Task to complete. Reproduce all the material exactly, minus any pictures it holds.

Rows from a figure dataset
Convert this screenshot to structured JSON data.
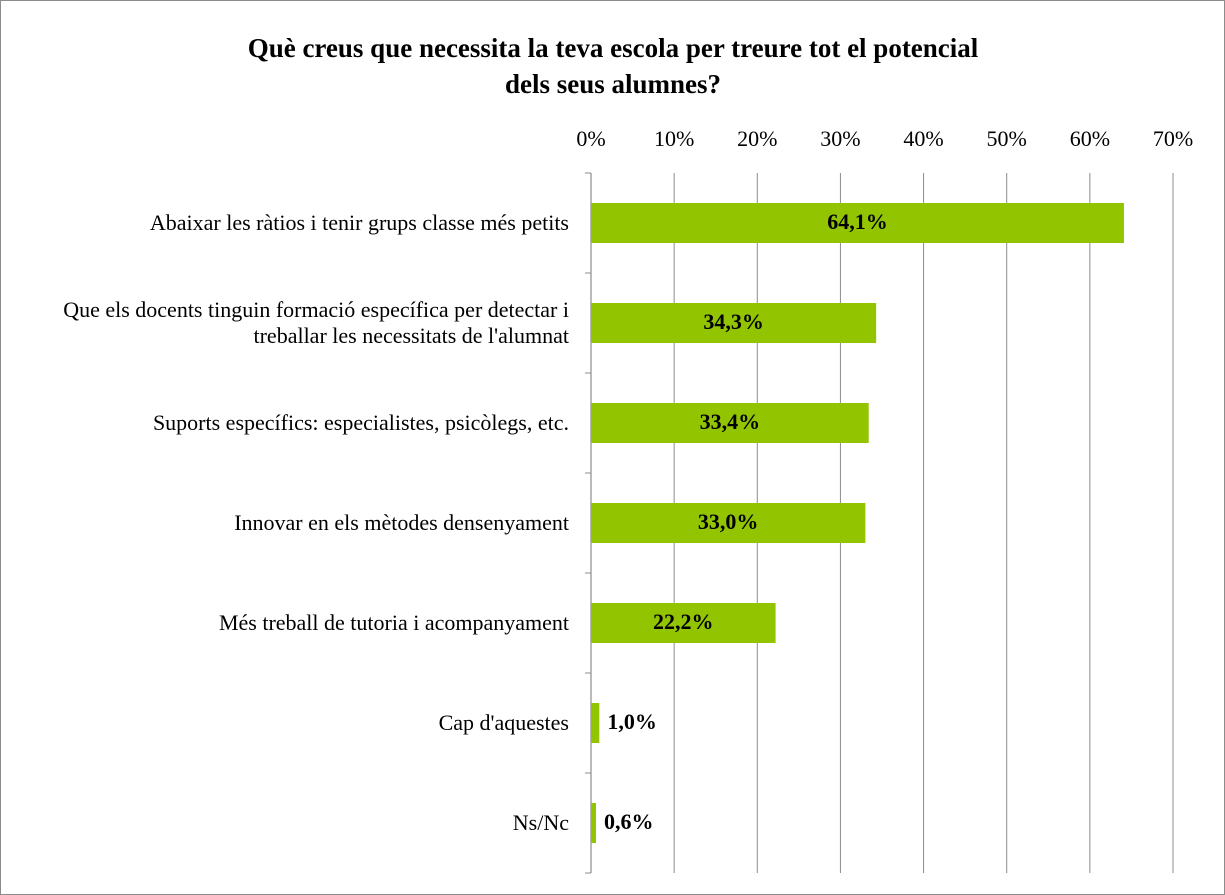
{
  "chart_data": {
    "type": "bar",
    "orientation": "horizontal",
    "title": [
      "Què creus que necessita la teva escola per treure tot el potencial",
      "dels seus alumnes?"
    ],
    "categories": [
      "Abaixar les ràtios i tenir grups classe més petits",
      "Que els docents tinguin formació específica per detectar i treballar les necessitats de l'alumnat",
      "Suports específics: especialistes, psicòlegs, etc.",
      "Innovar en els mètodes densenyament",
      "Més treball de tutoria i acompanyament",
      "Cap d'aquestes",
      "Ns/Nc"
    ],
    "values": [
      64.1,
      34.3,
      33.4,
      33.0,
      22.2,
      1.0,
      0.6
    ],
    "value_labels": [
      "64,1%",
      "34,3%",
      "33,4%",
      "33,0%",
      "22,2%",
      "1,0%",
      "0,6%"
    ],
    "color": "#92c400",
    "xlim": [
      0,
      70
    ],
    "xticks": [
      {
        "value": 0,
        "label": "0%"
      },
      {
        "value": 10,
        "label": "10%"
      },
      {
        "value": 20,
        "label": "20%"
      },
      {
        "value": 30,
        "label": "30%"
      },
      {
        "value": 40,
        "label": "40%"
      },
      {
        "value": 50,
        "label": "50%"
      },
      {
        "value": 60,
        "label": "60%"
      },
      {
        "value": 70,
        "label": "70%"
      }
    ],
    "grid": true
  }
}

Answer for the task.
Convert this screenshot to structured JSON data.
{
  "chart_data": {
    "type": "bar",
    "orientation": "horizontal",
    "title": [
      "Què creus que necessita la teva escola per treure tot el potencial",
      "dels seus alumnes?"
    ],
    "categories": [
      "Abaixar les ràtios i tenir grups classe més petits",
      "Que els docents tinguin formació específica per detectar i treballar les necessitats de l'alumnat",
      "Suports específics: especialistes, psicòlegs, etc.",
      "Innovar en els mètodes densenyament",
      "Més treball de tutoria i acompanyament",
      "Cap d'aquestes",
      "Ns/Nc"
    ],
    "values": [
      64.1,
      34.3,
      33.4,
      33.0,
      22.2,
      1.0,
      0.6
    ],
    "value_labels": [
      "64,1%",
      "34,3%",
      "33,4%",
      "33,0%",
      "22,2%",
      "1,0%",
      "0,6%"
    ],
    "color": "#92c400",
    "xlim": [
      0,
      70
    ],
    "xticks": [
      {
        "value": 0,
        "label": "0%"
      },
      {
        "value": 10,
        "label": "10%"
      },
      {
        "value": 20,
        "label": "20%"
      },
      {
        "value": 30,
        "label": "30%"
      },
      {
        "value": 40,
        "label": "40%"
      },
      {
        "value": 50,
        "label": "50%"
      },
      {
        "value": 60,
        "label": "60%"
      },
      {
        "value": 70,
        "label": "70%"
      }
    ],
    "grid": true
  }
}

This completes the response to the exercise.